Short exercise — Copy the data below line for line without any changes, but leave out the pictures.

* start *

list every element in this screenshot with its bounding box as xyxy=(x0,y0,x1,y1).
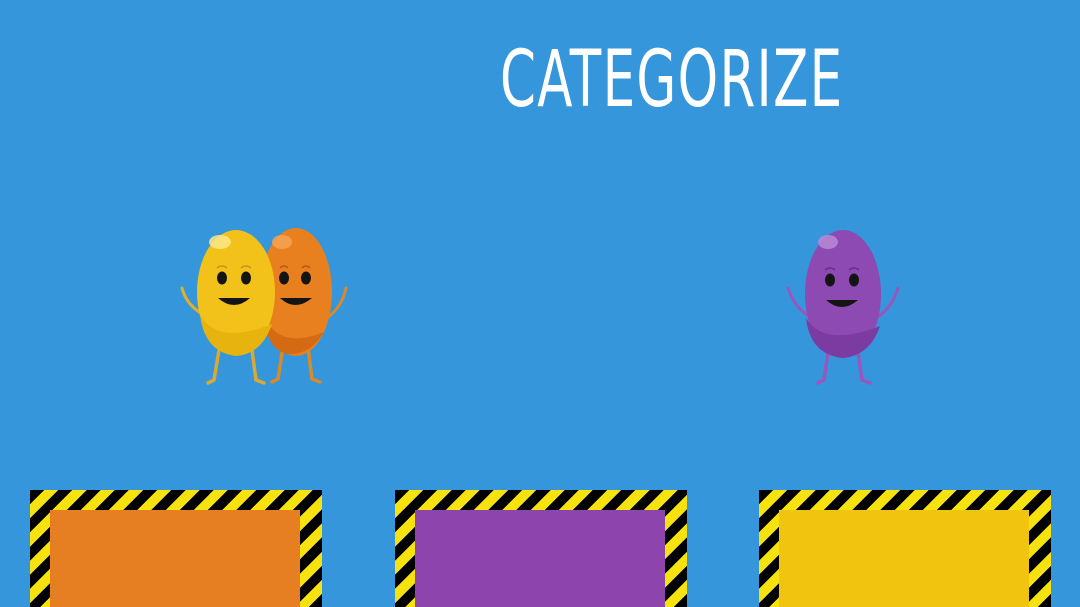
yellow-bean-character[interactable] xyxy=(176,222,286,387)
yellow-bin[interactable] xyxy=(759,490,1051,607)
purple-bin[interactable] xyxy=(395,490,687,607)
purple-bean-character[interactable] xyxy=(782,222,907,387)
purple-bin-interior xyxy=(415,510,665,607)
game-title: CATEGORIZE xyxy=(500,35,844,125)
orange-bin-interior xyxy=(50,510,300,607)
game-screen: CATEGORIZE xyxy=(0,0,1080,607)
yellow-bin-interior xyxy=(779,510,1029,607)
orange-bin[interactable] xyxy=(30,490,322,607)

* end *

Solution for this problem —
list every element in this screenshot with its bounding box as xyxy=(x0,y0,x1,y1).
yellow-bean-character[interactable] xyxy=(176,222,286,387)
yellow-bin[interactable] xyxy=(759,490,1051,607)
purple-bin[interactable] xyxy=(395,490,687,607)
purple-bean-character[interactable] xyxy=(782,222,907,387)
purple-bin-interior xyxy=(415,510,665,607)
game-title: CATEGORIZE xyxy=(500,35,844,125)
orange-bin-interior xyxy=(50,510,300,607)
game-screen: CATEGORIZE xyxy=(0,0,1080,607)
yellow-bin-interior xyxy=(779,510,1029,607)
orange-bin[interactable] xyxy=(30,490,322,607)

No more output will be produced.